** Source document follows **
WCR EDITORIAL
March 7, 2016
The parliamentary committee on assisted suicide and euthanasia has called for the gates to those ways of being put to sleep to be opened as wide as currently possible in Canadian society. If Parliament accepts the committee recommendations, it will put Canada on a slippery slope to the day when the supposed right to assisted suicide becomes an obligation.
Even without the slippery slope, the committee report is a horrible, odious, reprehensible call for slaying human dignity. It recommends not that suffering people on the verge of death should be able to hasten an inevitable result, but that anyone with an "irremediable medical condition that causes enduring suffering" should receive state-sponsored help to kill themselves.
Further, doctors and health-care institutions whose consciences cannot abide killing the suffering are out of luck. Doctors who respect human life will be forced to refer patients to doctors who don't. Hospitals that refuse to kill the suffering will lose government funding.
The committee cloaks its reasoning with the camouflage of "choice" and personal autonomy. But what choice do people and institutions of conscience have? None. They will be dragooned into the clinically clean but morally messy job of murder.
As for children, their day is three years down the road. The government will do "a study" of the "concept" of "competent mature minors" before establishing procedures for sick teens to kill themselves. Have fun studying your concept. If this "study" is as negligent in examining the actual record of countries where assisted suicide is legal as was the parliamentary committee, our kids and grandkids will be on desolation row.
Indigenous Canadians should also watch their backs. The committee wants to ensure "that culturally and spiritually appropriate end-of-life care services, including palliative care, are available to indigenous patients."
Sounds good, hunh? Yet, with the suicide rate among Aboriginal people already many times the national average with little attempt to stem the tide, why would we now look for "culturally appropriate" ways to hasten the deaths of even more native people?
** End of Source document **
#### What to do:
a) In the editorial, what happens to hospitals that refuse to kill the suffering?
b) Reproduce everything in the editorial from "WCR EDITORIAL" down to "help to kill themselves.".
The rows that follow have no connection to the editorial.
** Information follows **
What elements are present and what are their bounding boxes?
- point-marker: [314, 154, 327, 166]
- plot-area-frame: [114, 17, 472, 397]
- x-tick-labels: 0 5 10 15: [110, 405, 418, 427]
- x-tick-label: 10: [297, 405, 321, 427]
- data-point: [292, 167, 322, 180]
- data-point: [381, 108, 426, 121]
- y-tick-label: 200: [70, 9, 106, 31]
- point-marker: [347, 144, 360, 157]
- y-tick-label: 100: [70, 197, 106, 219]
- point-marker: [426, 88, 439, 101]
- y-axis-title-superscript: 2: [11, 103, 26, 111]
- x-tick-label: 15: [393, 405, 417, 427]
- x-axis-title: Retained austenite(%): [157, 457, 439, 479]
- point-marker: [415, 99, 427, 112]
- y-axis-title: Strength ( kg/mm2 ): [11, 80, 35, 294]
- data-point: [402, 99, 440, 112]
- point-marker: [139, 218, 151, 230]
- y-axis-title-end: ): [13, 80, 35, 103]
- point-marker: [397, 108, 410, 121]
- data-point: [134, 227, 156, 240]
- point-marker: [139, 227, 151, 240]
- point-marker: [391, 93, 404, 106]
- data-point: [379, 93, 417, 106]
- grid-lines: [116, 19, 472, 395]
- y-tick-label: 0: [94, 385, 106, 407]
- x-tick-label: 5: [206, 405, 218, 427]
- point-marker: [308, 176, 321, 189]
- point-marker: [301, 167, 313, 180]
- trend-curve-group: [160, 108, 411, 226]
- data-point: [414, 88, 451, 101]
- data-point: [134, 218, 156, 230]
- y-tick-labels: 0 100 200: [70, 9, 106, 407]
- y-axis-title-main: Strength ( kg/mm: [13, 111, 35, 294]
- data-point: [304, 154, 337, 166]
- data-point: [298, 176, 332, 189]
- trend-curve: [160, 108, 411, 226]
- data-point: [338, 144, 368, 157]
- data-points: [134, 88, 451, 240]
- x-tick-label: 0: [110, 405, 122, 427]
** End of Information **
#### Answers for the exercise:
a) They will lose government funding.

b)
WCR EDITORIAL
March 7, 2016
The parliamentary committee on assisted suicide and euthanasia has called for the gates to those ways of being put to sleep to be opened as wide as currently possible in Canadian society. If Parliament accepts the committee recommendations, it will put Canada on a slippery slope to the day when the supposed right to assisted suicide becomes an obligation.
Even without the slippery slope, the committee report is a horrible, odious, reprehensible call for slaying human dignity. It recommends not that suffering people on the verge of death should be able to hasten an inevitable result, but that anyone with an "irremediable medical condition that causes enduring suffering" should receive state-sponsored help to kill themselves.